-- BEGIN --
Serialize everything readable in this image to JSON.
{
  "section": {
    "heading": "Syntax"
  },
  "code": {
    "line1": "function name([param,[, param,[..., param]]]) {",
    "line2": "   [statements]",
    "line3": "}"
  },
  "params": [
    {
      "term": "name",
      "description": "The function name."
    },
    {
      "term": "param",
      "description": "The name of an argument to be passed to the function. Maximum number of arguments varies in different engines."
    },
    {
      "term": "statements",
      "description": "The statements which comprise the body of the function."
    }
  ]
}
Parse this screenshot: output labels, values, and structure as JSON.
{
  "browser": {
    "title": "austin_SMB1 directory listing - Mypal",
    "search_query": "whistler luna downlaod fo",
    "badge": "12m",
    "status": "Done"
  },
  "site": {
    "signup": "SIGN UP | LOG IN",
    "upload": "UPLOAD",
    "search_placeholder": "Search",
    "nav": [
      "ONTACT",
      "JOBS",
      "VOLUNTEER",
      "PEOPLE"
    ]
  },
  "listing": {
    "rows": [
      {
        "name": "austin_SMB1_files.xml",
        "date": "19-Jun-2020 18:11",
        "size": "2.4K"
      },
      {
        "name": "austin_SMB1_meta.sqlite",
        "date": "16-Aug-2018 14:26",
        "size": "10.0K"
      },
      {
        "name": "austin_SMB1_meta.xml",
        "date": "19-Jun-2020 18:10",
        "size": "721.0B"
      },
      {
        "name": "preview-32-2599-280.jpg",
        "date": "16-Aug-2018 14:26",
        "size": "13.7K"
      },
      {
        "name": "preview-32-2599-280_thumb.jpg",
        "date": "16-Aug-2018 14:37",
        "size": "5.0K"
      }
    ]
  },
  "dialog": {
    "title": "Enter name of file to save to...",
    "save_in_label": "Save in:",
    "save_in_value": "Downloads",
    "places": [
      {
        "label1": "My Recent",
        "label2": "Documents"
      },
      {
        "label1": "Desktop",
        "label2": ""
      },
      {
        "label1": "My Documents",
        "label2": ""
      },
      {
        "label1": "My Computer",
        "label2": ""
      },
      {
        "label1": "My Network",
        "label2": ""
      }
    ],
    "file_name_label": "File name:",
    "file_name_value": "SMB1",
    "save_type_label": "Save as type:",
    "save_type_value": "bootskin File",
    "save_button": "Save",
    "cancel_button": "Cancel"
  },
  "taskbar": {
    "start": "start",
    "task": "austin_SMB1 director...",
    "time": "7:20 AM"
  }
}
-- END --
** Given instruction **
Each record above should be output again exactly.

** Exercise answer **
Serialize everything readable in this image to JSON.
{
  "section": {
    "heading": "Syntax"
  },
  "code": {
    "line1": "function name([param,[, param,[..., param]]]) {",
    "line2": "   [statements]",
    "line3": "}"
  },
  "params": [
    {
      "term": "name",
      "description": "The function name."
    },
    {
      "term": "param",
      "description": "The name of an argument to be passed to the function. Maximum number of arguments varies in different engines."
    },
    {
      "term": "statements",
      "description": "The statements which comprise the body of the function."
    }
  ]
}
Parse this screenshot: output labels, values, and structure as JSON.
{
  "browser": {
    "title": "austin_SMB1 directory listing - Mypal",
    "search_query": "whistler luna downlaod fo",
    "badge": "12m",
    "status": "Done"
  },
  "site": {
    "signup": "SIGN UP | LOG IN",
    "upload": "UPLOAD",
    "search_placeholder": "Search",
    "nav": [
      "ONTACT",
      "JOBS",
      "VOLUNTEER",
      "PEOPLE"
    ]
  },
  "listing": {
    "rows": [
      {
        "name": "austin_SMB1_files.xml",
        "date": "19-Jun-2020 18:11",
        "size": "2.4K"
      },
      {
        "name": "austin_SMB1_meta.sqlite",
        "date": "16-Aug-2018 14:26",
        "size": "10.0K"
      },
      {
        "name": "austin_SMB1_meta.xml",
        "date": "19-Jun-2020 18:10",
        "size": "721.0B"
      },
      {
        "name": "preview-32-2599-280.jpg",
        "date": "16-Aug-2018 14:26",
        "size": "13.7K"
      },
      {
        "name": "preview-32-2599-280_thumb.jpg",
        "date": "16-Aug-2018 14:37",
        "size": "5.0K"
      }
    ]
  },
  "dialog": {
    "title": "Enter name of file to save to...",
    "save_in_label": "Save in:",
    "save_in_value": "Downloads",
    "places": [
      {
        "label1": "My Recent",
        "label2": "Documents"
      },
      {
        "label1": "Desktop",
        "label2": ""
      },
      {
        "label1": "My Documents",
        "label2": ""
      },
      {
        "label1": "My Computer",
        "label2": ""
      },
      {
        "label1": "My Network",
        "label2": ""
      }
    ],
    "file_name_label": "File name:",
    "file_name_value": "SMB1",
    "save_type_label": "Save as type:",
    "save_type_value": "bootskin File",
    "save_button": "Save",
    "cancel_button": "Cancel"
  },
  "taskbar": {
    "start": "start",
    "task": "austin_SMB1 director...",
    "time": "7:20 AM"
  }
}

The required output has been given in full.